> [What the exercise asks]: Restate the entries below verbatim.

[Figure data in JSON]
++++++++

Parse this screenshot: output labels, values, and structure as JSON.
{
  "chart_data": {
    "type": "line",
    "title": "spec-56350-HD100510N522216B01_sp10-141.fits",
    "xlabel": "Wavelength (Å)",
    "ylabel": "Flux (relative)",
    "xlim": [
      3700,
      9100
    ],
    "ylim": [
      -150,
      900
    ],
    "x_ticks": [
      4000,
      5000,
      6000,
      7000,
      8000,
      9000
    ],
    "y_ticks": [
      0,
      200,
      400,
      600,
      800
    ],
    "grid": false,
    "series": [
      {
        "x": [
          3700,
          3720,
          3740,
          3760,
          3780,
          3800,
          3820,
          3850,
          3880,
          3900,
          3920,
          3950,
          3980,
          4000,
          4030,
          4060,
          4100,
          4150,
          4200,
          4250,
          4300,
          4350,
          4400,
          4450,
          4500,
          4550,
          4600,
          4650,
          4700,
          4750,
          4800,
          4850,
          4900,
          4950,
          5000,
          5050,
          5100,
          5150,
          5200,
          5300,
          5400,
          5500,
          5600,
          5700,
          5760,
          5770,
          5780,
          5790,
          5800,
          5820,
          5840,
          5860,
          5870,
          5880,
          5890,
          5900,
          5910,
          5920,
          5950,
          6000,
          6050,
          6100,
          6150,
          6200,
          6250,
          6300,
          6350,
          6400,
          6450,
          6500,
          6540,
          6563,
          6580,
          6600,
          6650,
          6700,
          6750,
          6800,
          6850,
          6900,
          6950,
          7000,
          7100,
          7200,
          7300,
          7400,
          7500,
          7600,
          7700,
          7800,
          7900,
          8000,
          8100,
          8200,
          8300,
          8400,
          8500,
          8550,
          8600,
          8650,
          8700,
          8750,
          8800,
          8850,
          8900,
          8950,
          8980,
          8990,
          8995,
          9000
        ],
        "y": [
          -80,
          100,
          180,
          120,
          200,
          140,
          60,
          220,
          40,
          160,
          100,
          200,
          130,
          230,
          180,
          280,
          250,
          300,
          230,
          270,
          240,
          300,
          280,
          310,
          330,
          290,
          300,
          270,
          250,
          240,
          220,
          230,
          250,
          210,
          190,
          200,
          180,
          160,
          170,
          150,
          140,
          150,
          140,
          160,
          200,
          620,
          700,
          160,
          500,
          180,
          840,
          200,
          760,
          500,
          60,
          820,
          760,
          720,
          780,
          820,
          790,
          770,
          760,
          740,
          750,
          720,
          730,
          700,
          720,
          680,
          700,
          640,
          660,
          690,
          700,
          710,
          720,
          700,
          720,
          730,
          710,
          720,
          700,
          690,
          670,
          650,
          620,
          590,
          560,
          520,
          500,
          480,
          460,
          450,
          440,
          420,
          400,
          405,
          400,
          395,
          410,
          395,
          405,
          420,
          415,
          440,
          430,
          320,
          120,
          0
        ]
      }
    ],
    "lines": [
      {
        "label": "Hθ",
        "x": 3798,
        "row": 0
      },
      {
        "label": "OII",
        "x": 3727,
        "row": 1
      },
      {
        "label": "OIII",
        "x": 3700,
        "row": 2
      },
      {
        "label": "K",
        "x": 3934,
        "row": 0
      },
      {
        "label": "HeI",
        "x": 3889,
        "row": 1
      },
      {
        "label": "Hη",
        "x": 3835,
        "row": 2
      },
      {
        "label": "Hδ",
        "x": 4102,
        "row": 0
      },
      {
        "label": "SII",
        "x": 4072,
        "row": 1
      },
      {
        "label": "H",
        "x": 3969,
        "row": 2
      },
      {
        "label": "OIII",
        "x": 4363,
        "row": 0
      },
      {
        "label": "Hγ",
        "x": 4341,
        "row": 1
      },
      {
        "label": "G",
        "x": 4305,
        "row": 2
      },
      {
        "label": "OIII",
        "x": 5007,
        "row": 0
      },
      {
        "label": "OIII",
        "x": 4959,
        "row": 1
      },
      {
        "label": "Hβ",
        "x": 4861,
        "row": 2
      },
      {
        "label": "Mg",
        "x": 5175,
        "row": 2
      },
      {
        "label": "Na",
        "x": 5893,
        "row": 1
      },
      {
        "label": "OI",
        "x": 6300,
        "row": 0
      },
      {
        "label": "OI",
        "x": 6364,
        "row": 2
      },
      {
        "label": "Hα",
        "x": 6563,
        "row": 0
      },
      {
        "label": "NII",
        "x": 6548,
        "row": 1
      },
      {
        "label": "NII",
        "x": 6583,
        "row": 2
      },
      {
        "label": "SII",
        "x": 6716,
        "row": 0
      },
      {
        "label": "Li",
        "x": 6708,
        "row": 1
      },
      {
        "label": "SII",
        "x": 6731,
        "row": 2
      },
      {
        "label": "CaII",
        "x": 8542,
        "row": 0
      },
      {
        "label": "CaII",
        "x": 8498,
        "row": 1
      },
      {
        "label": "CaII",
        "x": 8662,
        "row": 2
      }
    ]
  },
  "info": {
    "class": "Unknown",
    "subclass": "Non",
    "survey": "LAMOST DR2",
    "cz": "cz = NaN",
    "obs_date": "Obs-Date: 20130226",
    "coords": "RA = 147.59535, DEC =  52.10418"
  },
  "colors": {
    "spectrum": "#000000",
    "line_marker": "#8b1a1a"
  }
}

++++++++

> [Result of the task]:
Parse this screenshot: output labels, values, and structure as JSON.
{
  "chart_data": {
    "type": "line",
    "title": "spec-56350-HD100510N522216B01_sp10-141.fits",
    "xlabel": "Wavelength (Å)",
    "ylabel": "Flux (relative)",
    "xlim": [
      3700,
      9100
    ],
    "ylim": [
      -150,
      900
    ],
    "x_ticks": [
      4000,
      5000,
      6000,
      7000,
      8000,
      9000
    ],
    "y_ticks": [
      0,
      200,
      400,
      600,
      800
    ],
    "grid": false,
    "series": [
      {
        "x": [
          3700,
          3720,
          3740,
          3760,
          3780,
          3800,
          3820,
          3850,
          3880,
          3900,
          3920,
          3950,
          3980,
          4000,
          4030,
          4060,
          4100,
          4150,
          4200,
          4250,
          4300,
          4350,
          4400,
          4450,
          4500,
          4550,
          4600,
          4650,
          4700,
          4750,
          4800,
          4850,
          4900,
          4950,
          5000,
          5050,
          5100,
          5150,
          5200,
          5300,
          5400,
          5500,
          5600,
          5700,
          5760,
          5770,
          5780,
          5790,
          5800,
          5820,
          5840,
          5860,
          5870,
          5880,
          5890,
          5900,
          5910,
          5920,
          5950,
          6000,
          6050,
          6100,
          6150,
          6200,
          6250,
          6300,
          6350,
          6400,
          6450,
          6500,
          6540,
          6563,
          6580,
          6600,
          6650,
          6700,
          6750,
          6800,
          6850,
          6900,
          6950,
          7000,
          7100,
          7200,
          7300,
          7400,
          7500,
          7600,
          7700,
          7800,
          7900,
          8000,
          8100,
          8200,
          8300,
          8400,
          8500,
          8550,
          8600,
          8650,
          8700,
          8750,
          8800,
          8850,
          8900,
          8950,
          8980,
          8990,
          8995,
          9000
        ],
        "y": [
          -80,
          100,
          180,
          120,
          200,
          140,
          60,
          220,
          40,
          160,
          100,
          200,
          130,
          230,
          180,
          280,
          250,
          300,
          230,
          270,
          240,
          300,
          280,
          310,
          330,
          290,
          300,
          270,
          250,
          240,
          220,
          230,
          250,
          210,
          190,
          200,
          180,
          160,
          170,
          150,
          140,
          150,
          140,
          160,
          200,
          620,
          700,
          160,
          500,
          180,
          840,
          200,
          760,
          500,
          60,
          820,
          760,
          720,
          780,
          820,
          790,
          770,
          760,
          740,
          750,
          720,
          730,
          700,
          720,
          680,
          700,
          640,
          660,
          690,
          700,
          710,
          720,
          700,
          720,
          730,
          710,
          720,
          700,
          690,
          670,
          650,
          620,
          590,
          560,
          520,
          500,
          480,
          460,
          450,
          440,
          420,
          400,
          405,
          400,
          395,
          410,
          395,
          405,
          420,
          415,
          440,
          430,
          320,
          120,
          0
        ]
      }
    ],
    "lines": [
      {
        "label": "Hθ",
        "x": 3798,
        "row": 0
      },
      {
        "label": "OII",
        "x": 3727,
        "row": 1
      },
      {
        "label": "OIII",
        "x": 3700,
        "row": 2
      },
      {
        "label": "K",
        "x": 3934,
        "row": 0
      },
      {
        "label": "HeI",
        "x": 3889,
        "row": 1
      },
      {
        "label": "Hη",
        "x": 3835,
        "row": 2
      },
      {
        "label": "Hδ",
        "x": 4102,
        "row": 0
      },
      {
        "label": "SII",
        "x": 4072,
        "row": 1
      },
      {
        "label": "H",
        "x": 3969,
        "row": 2
      },
      {
        "label": "OIII",
        "x": 4363,
        "row": 0
      },
      {
        "label": "Hγ",
        "x": 4341,
        "row": 1
      },
      {
        "label": "G",
        "x": 4305,
        "row": 2
      },
      {
        "label": "OIII",
        "x": 5007,
        "row": 0
      },
      {
        "label": "OIII",
        "x": 4959,
        "row": 1
      },
      {
        "label": "Hβ",
        "x": 4861,
        "row": 2
      },
      {
        "label": "Mg",
        "x": 5175,
        "row": 2
      },
      {
        "label": "Na",
        "x": 5893,
        "row": 1
      },
      {
        "label": "OI",
        "x": 6300,
        "row": 0
      },
      {
        "label": "OI",
        "x": 6364,
        "row": 2
      },
      {
        "label": "Hα",
        "x": 6563,
        "row": 0
      },
      {
        "label": "NII",
        "x": 6548,
        "row": 1
      },
      {
        "label": "NII",
        "x": 6583,
        "row": 2
      },
      {
        "label": "SII",
        "x": 6716,
        "row": 0
      },
      {
        "label": "Li",
        "x": 6708,
        "row": 1
      },
      {
        "label": "SII",
        "x": 6731,
        "row": 2
      },
      {
        "label": "CaII",
        "x": 8542,
        "row": 0
      },
      {
        "label": "CaII",
        "x": 8498,
        "row": 1
      },
      {
        "label": "CaII",
        "x": 8662,
        "row": 2
      }
    ]
  },
  "info": {
    "class": "Unknown",
    "subclass": "Non",
    "survey": "LAMOST DR2",
    "cz": "cz = NaN",
    "obs_date": "Obs-Date: 20130226",
    "coords": "RA = 147.59535, DEC =  52.10418"
  },
  "colors": {
    "spectrum": "#000000",
    "line_marker": "#8b1a1a"
  }
}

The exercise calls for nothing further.